[Records from a data collection]
********************

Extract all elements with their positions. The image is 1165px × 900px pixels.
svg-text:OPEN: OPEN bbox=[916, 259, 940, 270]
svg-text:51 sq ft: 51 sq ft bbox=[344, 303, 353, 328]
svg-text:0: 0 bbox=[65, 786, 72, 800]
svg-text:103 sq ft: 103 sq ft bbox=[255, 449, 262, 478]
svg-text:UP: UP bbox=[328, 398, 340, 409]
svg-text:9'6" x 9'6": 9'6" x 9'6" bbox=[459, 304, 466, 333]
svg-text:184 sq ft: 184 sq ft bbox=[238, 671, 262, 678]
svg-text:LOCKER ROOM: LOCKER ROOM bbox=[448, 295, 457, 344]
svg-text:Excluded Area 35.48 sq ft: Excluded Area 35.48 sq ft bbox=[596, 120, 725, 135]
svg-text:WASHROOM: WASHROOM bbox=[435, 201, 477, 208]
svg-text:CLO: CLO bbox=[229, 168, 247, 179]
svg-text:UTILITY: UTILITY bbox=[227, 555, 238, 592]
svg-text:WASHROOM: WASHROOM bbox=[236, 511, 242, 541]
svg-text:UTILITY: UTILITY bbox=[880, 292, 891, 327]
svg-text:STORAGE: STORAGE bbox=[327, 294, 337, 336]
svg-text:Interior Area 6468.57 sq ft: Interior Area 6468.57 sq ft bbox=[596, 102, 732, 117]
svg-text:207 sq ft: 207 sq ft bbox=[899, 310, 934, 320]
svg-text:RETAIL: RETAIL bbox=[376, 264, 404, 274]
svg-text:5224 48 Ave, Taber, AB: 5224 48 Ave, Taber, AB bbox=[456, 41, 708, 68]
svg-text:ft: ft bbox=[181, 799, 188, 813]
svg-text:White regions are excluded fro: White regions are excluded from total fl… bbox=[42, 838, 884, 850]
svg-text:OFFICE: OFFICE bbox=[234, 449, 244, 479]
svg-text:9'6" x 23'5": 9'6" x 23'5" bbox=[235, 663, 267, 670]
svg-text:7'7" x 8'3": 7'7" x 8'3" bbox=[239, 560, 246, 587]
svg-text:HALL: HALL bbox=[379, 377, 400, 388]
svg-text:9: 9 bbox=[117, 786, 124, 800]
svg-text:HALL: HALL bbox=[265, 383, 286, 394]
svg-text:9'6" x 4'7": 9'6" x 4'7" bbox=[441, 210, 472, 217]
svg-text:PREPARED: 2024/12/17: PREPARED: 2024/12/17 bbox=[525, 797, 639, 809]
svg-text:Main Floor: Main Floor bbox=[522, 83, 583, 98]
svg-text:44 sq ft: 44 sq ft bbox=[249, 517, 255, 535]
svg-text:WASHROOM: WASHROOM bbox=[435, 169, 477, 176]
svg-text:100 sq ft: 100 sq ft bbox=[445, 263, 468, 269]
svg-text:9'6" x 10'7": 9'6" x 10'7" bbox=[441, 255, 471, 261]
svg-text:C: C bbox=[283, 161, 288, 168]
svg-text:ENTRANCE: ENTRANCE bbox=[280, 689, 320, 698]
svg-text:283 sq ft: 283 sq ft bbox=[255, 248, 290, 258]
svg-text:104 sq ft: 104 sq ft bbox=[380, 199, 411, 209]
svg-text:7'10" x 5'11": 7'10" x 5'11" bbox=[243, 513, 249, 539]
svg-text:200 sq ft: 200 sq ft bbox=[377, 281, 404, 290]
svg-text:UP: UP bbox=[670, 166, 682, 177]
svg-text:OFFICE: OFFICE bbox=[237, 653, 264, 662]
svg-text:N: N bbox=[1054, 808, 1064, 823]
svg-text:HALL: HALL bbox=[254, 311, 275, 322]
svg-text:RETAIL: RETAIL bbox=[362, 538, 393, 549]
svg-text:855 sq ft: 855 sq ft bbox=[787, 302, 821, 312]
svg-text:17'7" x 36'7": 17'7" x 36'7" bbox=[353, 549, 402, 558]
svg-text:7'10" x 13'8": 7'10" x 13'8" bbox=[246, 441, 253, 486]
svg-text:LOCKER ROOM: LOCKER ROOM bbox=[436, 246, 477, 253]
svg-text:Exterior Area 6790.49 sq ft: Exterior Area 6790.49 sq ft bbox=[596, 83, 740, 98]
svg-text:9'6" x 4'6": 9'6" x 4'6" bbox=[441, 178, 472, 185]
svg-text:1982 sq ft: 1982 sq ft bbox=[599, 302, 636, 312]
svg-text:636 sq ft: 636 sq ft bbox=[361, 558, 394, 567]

********************

WRITTEN PROBLEM
Please extract every line of the data above that contains the word "Area", copying each line in full.

REPLY TO THE EXERCISE
svg-text:Excluded Area 35.48 sq ft: Excluded Area 35.48 sq ft bbox=[596, 120, 725, 135]
svg-text:Interior Area 6468.57 sq ft: Interior Area 6468.57 sq ft bbox=[596, 102, 732, 117]
svg-text:Exterior Area 6790.49 sq ft: Exterior Area 6790.49 sq ft bbox=[596, 83, 740, 98]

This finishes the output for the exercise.